◆ The problem ◆
Drop every picture, then transcribe the remaining data exactly.

◆ Material for this exercise ◆
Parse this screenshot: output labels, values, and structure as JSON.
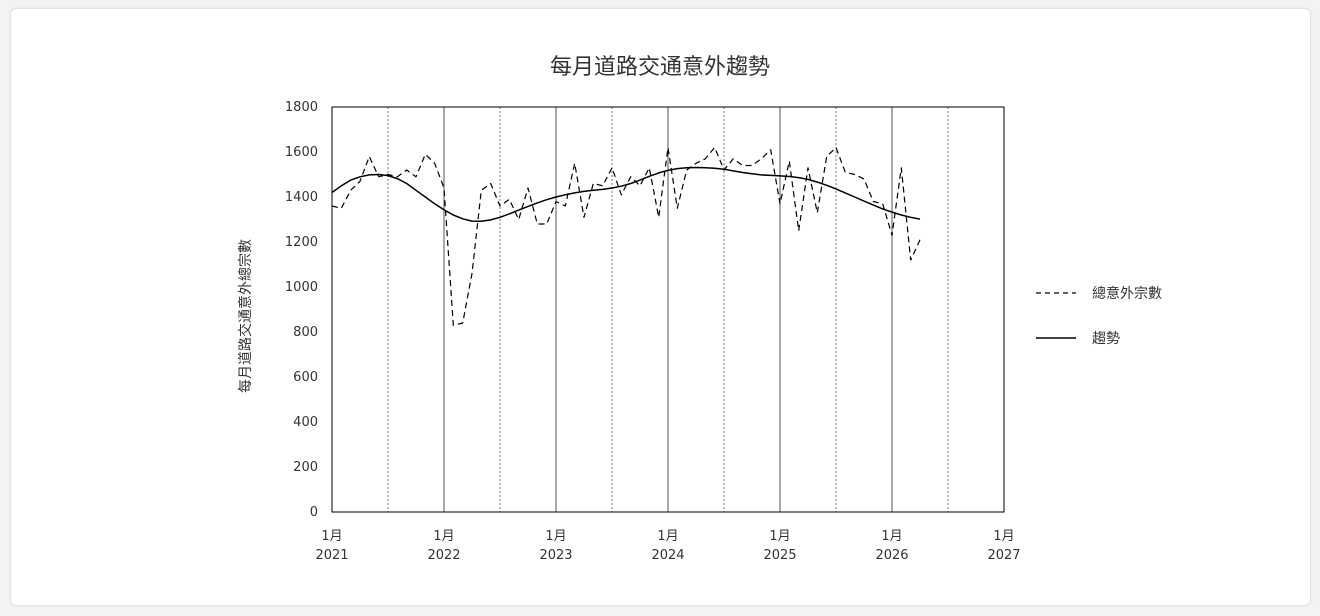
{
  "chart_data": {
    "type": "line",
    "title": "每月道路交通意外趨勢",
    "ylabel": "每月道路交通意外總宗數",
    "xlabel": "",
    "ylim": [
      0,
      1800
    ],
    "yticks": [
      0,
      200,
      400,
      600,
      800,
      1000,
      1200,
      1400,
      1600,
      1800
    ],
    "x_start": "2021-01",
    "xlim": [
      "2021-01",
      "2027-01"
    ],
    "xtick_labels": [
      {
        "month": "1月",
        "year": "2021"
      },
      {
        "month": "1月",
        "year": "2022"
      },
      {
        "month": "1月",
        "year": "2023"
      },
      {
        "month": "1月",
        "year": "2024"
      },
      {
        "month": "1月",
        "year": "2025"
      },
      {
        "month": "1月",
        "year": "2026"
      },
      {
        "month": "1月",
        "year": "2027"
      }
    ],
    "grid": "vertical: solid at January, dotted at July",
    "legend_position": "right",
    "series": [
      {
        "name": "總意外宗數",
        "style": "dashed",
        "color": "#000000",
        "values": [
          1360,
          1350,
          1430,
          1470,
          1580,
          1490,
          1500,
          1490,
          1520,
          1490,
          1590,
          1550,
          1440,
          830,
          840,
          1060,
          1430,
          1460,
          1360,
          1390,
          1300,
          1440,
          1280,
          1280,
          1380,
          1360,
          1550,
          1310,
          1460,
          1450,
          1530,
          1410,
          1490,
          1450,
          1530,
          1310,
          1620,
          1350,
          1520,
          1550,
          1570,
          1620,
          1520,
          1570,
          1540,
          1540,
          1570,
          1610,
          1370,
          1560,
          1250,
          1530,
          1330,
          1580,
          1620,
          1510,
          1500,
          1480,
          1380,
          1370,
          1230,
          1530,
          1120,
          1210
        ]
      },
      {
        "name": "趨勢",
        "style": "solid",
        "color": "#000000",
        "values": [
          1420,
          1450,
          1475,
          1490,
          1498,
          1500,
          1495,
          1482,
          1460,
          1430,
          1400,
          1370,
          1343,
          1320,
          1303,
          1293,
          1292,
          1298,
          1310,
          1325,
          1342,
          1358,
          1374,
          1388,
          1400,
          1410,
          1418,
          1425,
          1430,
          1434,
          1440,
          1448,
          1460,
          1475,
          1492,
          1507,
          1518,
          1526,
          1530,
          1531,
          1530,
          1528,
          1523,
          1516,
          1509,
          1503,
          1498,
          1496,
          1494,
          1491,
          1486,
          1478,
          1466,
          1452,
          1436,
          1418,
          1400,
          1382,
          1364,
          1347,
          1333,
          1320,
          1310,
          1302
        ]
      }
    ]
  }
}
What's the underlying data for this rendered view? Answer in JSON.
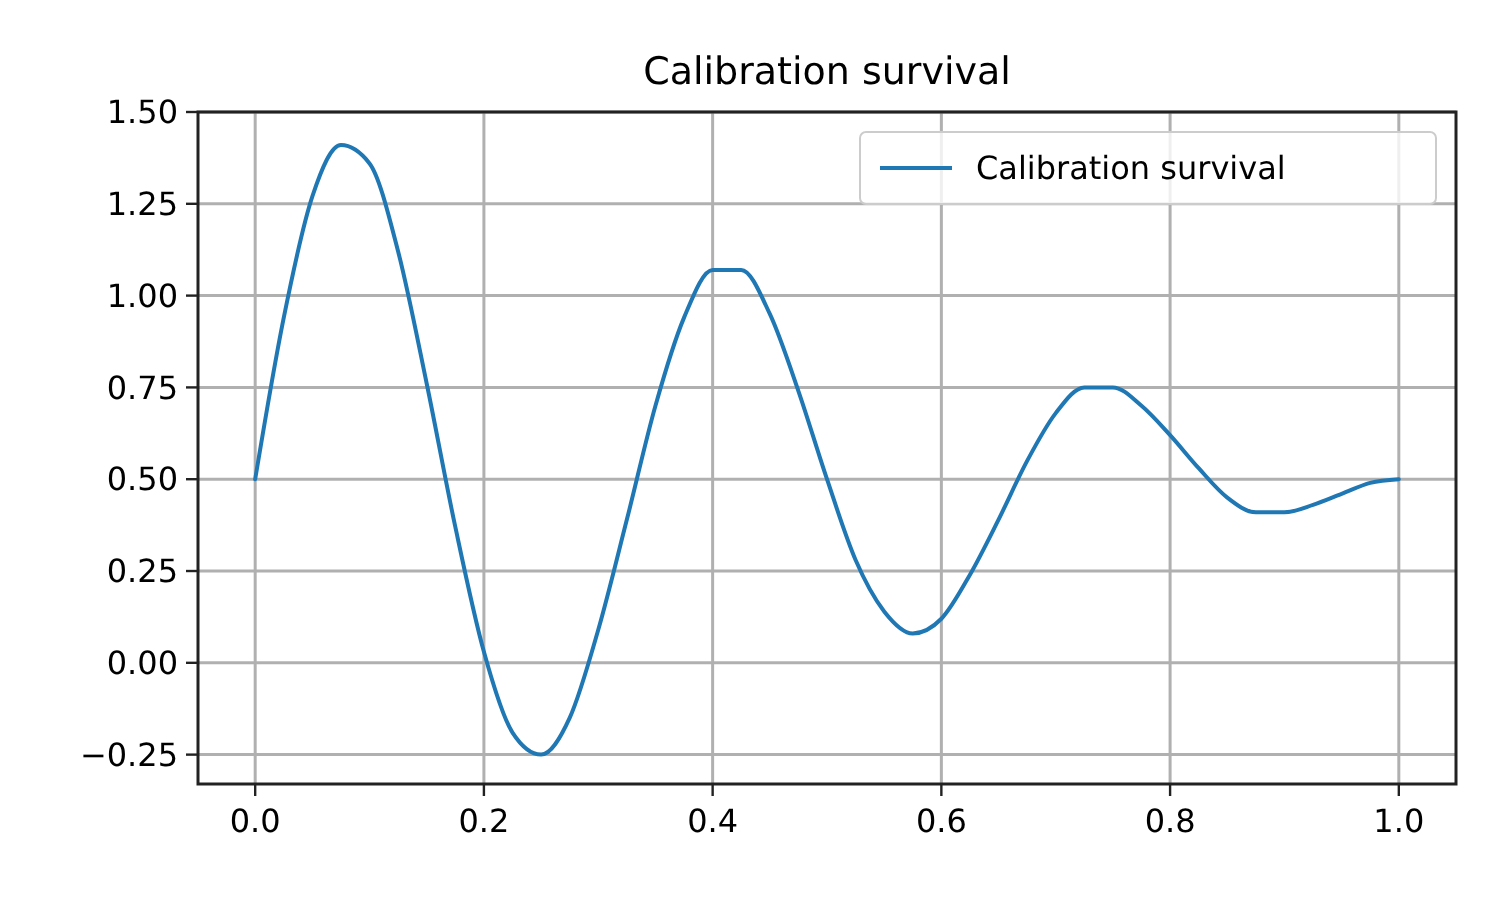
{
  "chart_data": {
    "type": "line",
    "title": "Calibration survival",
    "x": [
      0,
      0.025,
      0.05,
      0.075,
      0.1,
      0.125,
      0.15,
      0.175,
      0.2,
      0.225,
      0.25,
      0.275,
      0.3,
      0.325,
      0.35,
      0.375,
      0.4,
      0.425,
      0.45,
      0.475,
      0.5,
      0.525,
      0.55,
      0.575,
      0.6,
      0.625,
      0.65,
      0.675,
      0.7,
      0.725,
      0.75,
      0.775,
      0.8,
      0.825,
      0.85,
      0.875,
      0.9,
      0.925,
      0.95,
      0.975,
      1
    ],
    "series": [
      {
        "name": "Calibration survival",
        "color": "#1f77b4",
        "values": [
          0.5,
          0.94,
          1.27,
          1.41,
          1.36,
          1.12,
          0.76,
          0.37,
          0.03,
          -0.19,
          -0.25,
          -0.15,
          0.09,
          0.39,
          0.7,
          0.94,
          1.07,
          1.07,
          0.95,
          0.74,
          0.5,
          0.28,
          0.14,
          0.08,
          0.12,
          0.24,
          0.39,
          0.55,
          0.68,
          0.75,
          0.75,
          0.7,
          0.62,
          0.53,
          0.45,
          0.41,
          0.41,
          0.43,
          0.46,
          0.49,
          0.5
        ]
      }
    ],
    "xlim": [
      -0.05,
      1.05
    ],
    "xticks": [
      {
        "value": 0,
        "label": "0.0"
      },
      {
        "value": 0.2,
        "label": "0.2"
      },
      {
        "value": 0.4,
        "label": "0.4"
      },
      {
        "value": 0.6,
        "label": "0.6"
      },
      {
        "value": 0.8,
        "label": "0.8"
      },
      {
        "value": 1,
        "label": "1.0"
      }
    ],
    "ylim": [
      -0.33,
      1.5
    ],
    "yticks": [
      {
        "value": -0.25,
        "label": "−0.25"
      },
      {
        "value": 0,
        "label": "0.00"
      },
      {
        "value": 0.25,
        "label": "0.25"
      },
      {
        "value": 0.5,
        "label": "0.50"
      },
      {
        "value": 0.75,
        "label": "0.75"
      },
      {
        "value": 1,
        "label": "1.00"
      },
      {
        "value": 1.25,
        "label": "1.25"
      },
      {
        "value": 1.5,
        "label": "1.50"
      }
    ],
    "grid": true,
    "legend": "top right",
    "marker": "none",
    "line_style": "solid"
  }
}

◆ Response to the task ◆
Parse this screenshot: output labels, values, and structure as JSON.
{
  "chart_data": {
    "type": "line",
    "title": "每月道路交通意外趨勢",
    "ylabel": "每月道路交通意外總宗數",
    "xlabel": "",
    "ylim": [
      0,
      1800
    ],
    "yticks": [
      0,
      200,
      400,
      600,
      800,
      1000,
      1200,
      1400,
      1600,
      1800
    ],
    "x_start": "2021-01",
    "xlim": [
      "2021-01",
      "2027-01"
    ],
    "xtick_labels": [
      {
        "month": "1月",
        "year": "2021"
      },
      {
        "month": "1月",
        "year": "2022"
      },
      {
        "month": "1月",
        "year": "2023"
      },
      {
        "month": "1月",
        "year": "2024"
      },
      {
        "month": "1月",
        "year": "2025"
      },
      {
        "month": "1月",
        "year": "2026"
      },
      {
        "month": "1月",
        "year": "2027"
      }
    ],
    "grid": "vertical: solid at January, dotted at July",
    "legend_position": "right",
    "series": [
      {
        "name": "總意外宗數",
        "style": "dashed",
        "color": "#000000",
        "values": [
          1360,
          1350,
          1430,
          1470,
          1580,
          1490,
          1500,
          1490,
          1520,
          1490,
          1590,
          1550,
          1440,
          830,
          840,
          1060,
          1430,
          1460,
          1360,
          1390,
          1300,
          1440,
          1280,
          1280,
          1380,
          1360,
          1550,
          1310,
          1460,
          1450,
          1530,
          1410,
          1490,
          1450,
          1530,
          1310,
          1620,
          1350,
          1520,
          1550,
          1570,
          1620,
          1520,
          1570,
          1540,
          1540,
          1570,
          1610,
          1370,
          1560,
          1250,
          1530,
          1330,
          1580,
          1620,
          1510,
          1500,
          1480,
          1380,
          1370,
          1230,
          1530,
          1120,
          1210
        ]
      },
      {
        "name": "趨勢",
        "style": "solid",
        "color": "#000000",
        "values": [
          1420,
          1450,
          1475,
          1490,
          1498,
          1500,
          1495,
          1482,
          1460,
          1430,
          1400,
          1370,
          1343,
          1320,
          1303,
          1293,
          1292,
          1298,
          1310,
          1325,
          1342,
          1358,
          1374,
          1388,
          1400,
          1410,
          1418,
          1425,
          1430,
          1434,
          1440,
          1448,
          1460,
          1475,
          1492,
          1507,
          1518,
          1526,
          1530,
          1531,
          1530,
          1528,
          1523,
          1516,
          1509,
          1503,
          1498,
          1496,
          1494,
          1491,
          1486,
          1478,
          1466,
          1452,
          1436,
          1418,
          1400,
          1382,
          1364,
          1347,
          1333,
          1320,
          1310,
          1302
        ]
      }
    ]
  }
}
What's the underlying data for this rendered view? Answer in JSON.
{
  "chart_data": {
    "type": "line",
    "title": "Calibration survival",
    "x": [
      0,
      0.025,
      0.05,
      0.075,
      0.1,
      0.125,
      0.15,
      0.175,
      0.2,
      0.225,
      0.25,
      0.275,
      0.3,
      0.325,
      0.35,
      0.375,
      0.4,
      0.425,
      0.45,
      0.475,
      0.5,
      0.525,
      0.55,
      0.575,
      0.6,
      0.625,
      0.65,
      0.675,
      0.7,
      0.725,
      0.75,
      0.775,
      0.8,
      0.825,
      0.85,
      0.875,
      0.9,
      0.925,
      0.95,
      0.975,
      1
    ],
    "series": [
      {
        "name": "Calibration survival",
        "color": "#1f77b4",
        "values": [
          0.5,
          0.94,
          1.27,
          1.41,
          1.36,
          1.12,
          0.76,
          0.37,
          0.03,
          -0.19,
          -0.25,
          -0.15,
          0.09,
          0.39,
          0.7,
          0.94,
          1.07,
          1.07,
          0.95,
          0.74,
          0.5,
          0.28,
          0.14,
          0.08,
          0.12,
          0.24,
          0.39,
          0.55,
          0.68,
          0.75,
          0.75,
          0.7,
          0.62,
          0.53,
          0.45,
          0.41,
          0.41,
          0.43,
          0.46,
          0.49,
          0.5
        ]
      }
    ],
    "xlim": [
      -0.05,
      1.05
    ],
    "xticks": [
      {
        "value": 0,
        "label": "0.0"
      },
      {
        "value": 0.2,
        "label": "0.2"
      },
      {
        "value": 0.4,
        "label": "0.4"
      },
      {
        "value": 0.6,
        "label": "0.6"
      },
      {
        "value": 0.8,
        "label": "0.8"
      },
      {
        "value": 1,
        "label": "1.0"
      }
    ],
    "ylim": [
      -0.33,
      1.5
    ],
    "yticks": [
      {
        "value": -0.25,
        "label": "−0.25"
      },
      {
        "value": 0,
        "label": "0.00"
      },
      {
        "value": 0.25,
        "label": "0.25"
      },
      {
        "value": 0.5,
        "label": "0.50"
      },
      {
        "value": 0.75,
        "label": "0.75"
      },
      {
        "value": 1,
        "label": "1.00"
      },
      {
        "value": 1.25,
        "label": "1.25"
      },
      {
        "value": 1.5,
        "label": "1.50"
      }
    ],
    "grid": true,
    "legend": "top right",
    "marker": "none",
    "line_style": "solid"
  }
}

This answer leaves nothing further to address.